#### SHORT PROBLEM
Find the lines below that contain the string "million". Copy each one.

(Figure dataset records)

• • • • • • •

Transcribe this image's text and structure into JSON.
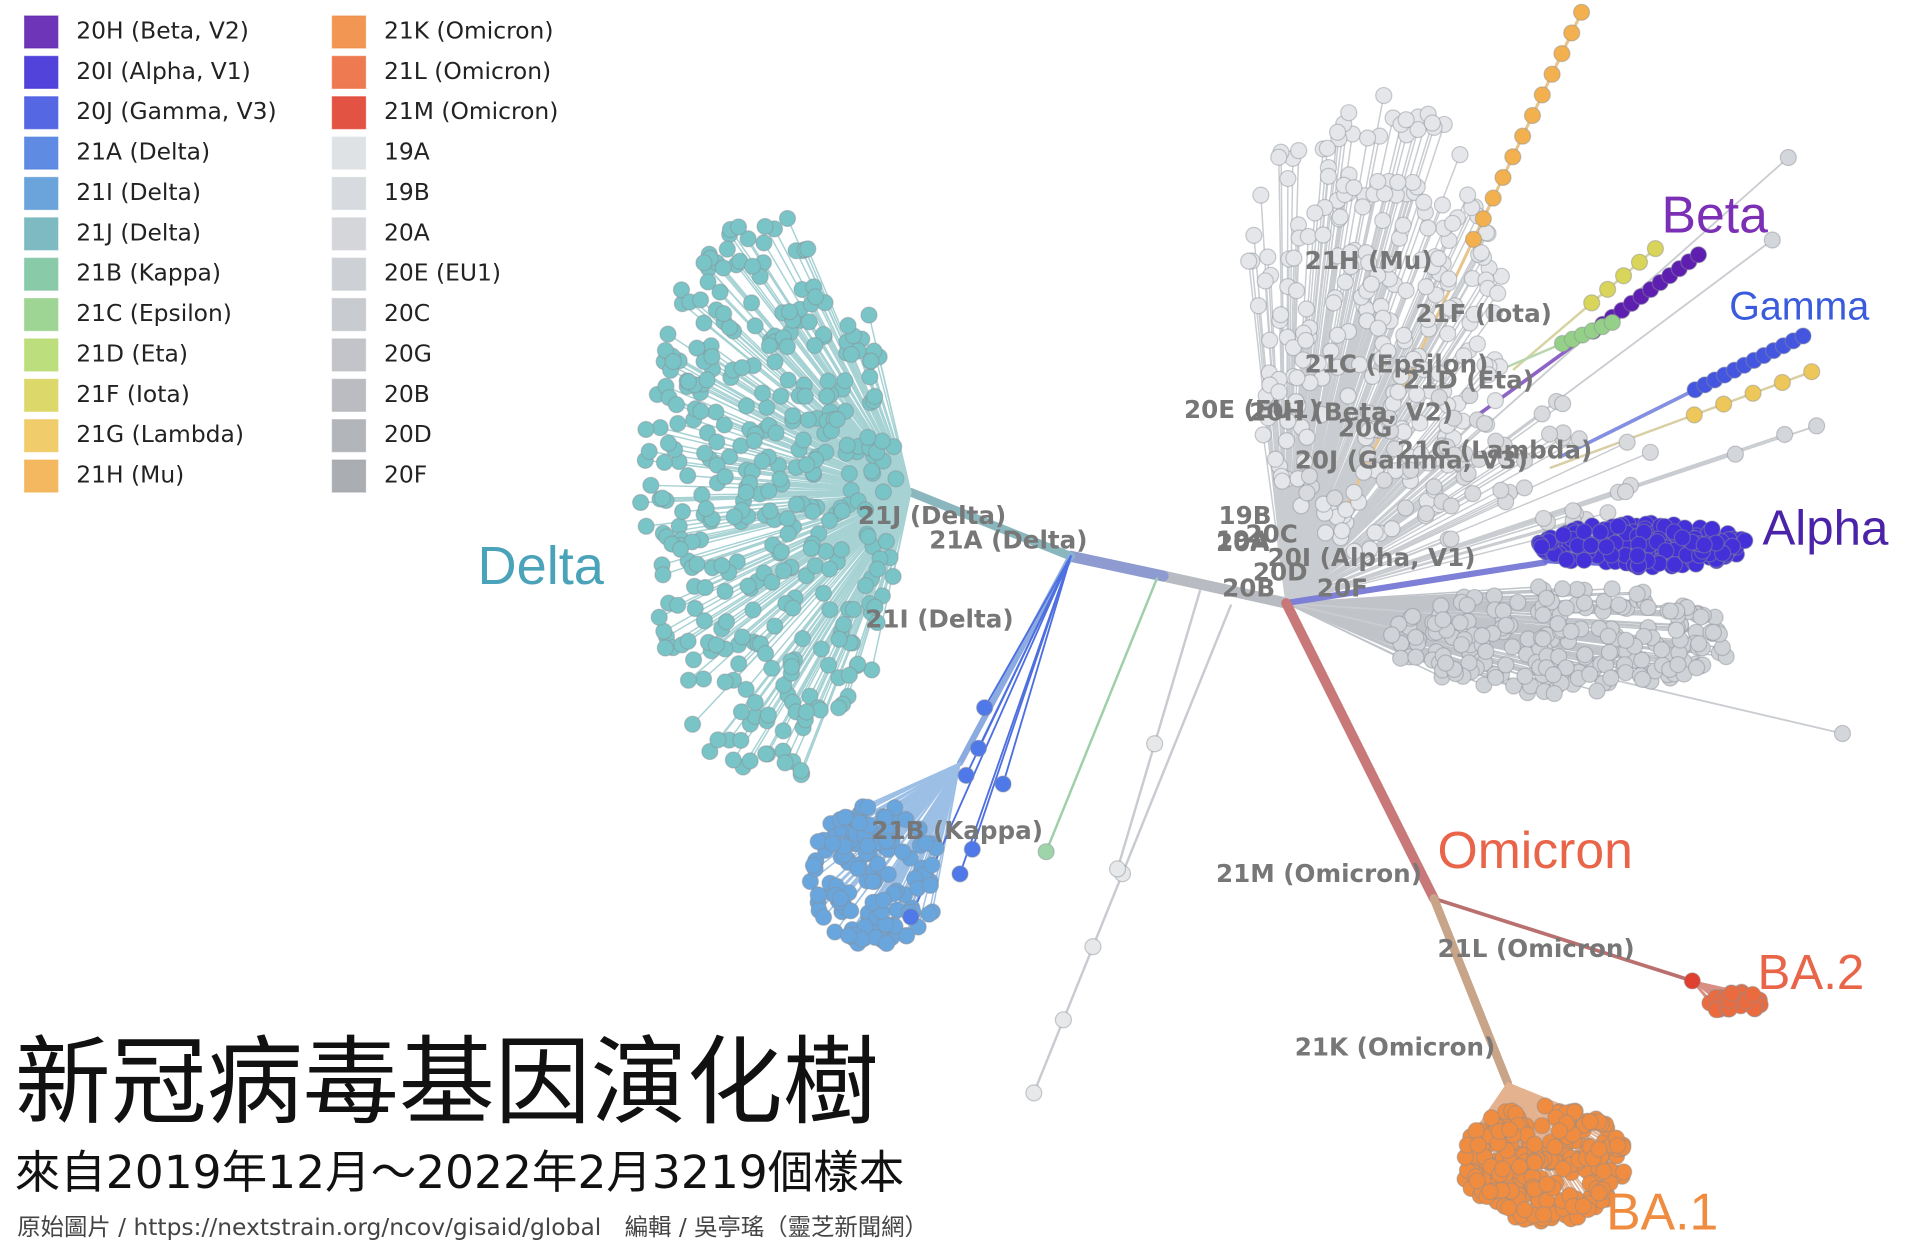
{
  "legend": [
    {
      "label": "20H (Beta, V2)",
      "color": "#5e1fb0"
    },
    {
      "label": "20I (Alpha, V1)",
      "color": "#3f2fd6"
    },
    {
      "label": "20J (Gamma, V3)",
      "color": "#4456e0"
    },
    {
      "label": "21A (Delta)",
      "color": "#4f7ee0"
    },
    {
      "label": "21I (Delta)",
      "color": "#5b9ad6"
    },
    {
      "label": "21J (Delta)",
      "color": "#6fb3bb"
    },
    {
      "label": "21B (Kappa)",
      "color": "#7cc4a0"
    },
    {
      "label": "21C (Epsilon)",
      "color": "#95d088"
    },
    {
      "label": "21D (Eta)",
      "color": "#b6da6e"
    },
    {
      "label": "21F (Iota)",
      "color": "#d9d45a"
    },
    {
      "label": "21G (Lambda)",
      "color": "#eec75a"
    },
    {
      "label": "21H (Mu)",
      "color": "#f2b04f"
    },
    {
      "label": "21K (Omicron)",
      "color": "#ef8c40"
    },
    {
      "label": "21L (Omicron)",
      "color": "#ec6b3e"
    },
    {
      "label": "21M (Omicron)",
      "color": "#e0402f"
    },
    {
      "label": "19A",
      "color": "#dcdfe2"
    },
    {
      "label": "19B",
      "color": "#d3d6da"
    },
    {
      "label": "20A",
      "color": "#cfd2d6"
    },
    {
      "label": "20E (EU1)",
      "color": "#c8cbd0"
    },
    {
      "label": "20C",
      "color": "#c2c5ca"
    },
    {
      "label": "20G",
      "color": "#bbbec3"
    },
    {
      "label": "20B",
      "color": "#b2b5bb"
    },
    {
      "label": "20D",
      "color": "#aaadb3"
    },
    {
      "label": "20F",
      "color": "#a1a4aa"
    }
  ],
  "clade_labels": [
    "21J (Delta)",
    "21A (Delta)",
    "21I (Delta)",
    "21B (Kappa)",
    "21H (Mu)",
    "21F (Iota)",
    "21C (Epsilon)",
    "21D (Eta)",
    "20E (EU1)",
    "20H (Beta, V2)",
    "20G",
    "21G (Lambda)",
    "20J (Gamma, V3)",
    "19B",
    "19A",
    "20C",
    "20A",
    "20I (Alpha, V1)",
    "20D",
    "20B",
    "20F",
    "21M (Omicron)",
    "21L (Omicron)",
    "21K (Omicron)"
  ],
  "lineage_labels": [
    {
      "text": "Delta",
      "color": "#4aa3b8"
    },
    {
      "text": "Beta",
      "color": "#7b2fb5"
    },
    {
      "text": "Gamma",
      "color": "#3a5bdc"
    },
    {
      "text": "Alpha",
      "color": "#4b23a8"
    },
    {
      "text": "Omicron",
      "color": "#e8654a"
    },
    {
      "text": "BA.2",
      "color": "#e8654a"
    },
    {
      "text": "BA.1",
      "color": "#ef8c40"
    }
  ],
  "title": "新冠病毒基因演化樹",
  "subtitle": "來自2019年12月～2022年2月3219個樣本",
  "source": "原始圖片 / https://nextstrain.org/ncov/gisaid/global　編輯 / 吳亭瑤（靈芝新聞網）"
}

• • • • • • •

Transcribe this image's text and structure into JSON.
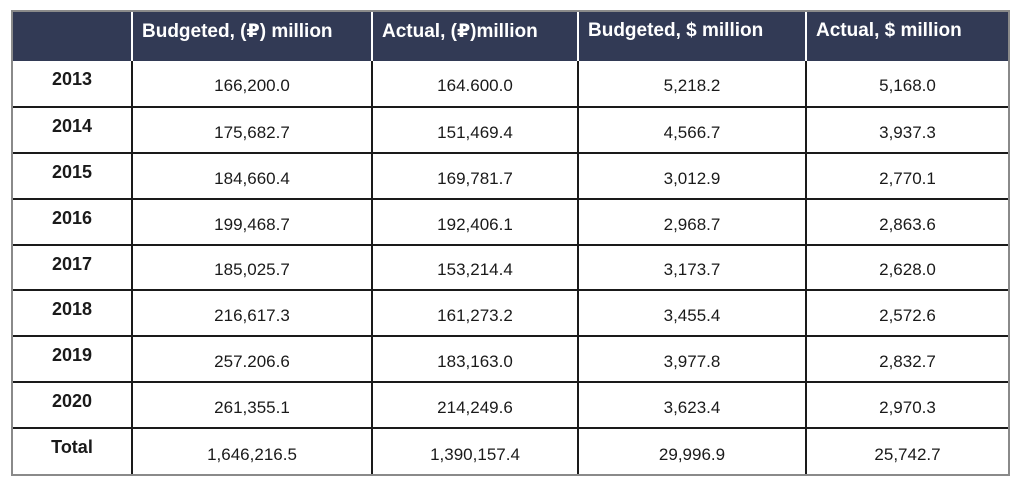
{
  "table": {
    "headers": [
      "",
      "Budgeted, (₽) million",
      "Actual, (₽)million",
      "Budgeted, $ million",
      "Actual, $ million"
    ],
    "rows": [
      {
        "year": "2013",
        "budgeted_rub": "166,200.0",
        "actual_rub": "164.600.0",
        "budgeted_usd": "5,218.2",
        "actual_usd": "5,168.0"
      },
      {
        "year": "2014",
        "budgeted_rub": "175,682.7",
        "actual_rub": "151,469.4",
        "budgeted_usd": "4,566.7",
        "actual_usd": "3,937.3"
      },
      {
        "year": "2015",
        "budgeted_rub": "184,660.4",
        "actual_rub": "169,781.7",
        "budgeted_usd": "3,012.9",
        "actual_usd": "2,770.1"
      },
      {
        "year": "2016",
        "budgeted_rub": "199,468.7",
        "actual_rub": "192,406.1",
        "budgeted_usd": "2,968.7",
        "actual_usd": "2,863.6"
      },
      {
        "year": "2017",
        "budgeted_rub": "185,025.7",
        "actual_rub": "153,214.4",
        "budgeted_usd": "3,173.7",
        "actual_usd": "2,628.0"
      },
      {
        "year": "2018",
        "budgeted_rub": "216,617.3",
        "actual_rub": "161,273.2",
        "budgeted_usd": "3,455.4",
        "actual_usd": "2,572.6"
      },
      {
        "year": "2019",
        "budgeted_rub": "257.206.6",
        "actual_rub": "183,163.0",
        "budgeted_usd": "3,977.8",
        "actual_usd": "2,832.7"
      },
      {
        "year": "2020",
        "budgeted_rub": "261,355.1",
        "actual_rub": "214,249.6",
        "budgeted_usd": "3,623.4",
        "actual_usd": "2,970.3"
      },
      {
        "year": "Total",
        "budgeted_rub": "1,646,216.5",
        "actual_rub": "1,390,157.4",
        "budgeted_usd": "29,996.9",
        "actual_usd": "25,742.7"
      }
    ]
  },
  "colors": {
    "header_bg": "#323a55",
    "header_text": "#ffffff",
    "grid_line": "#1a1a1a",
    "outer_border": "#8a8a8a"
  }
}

• • • • • • •

#### IN RESPONSE
      "Budgeted, (₽) million",
      "Actual, (₽)million",
      "Budgeted, $ million",
      "Actual, $ million"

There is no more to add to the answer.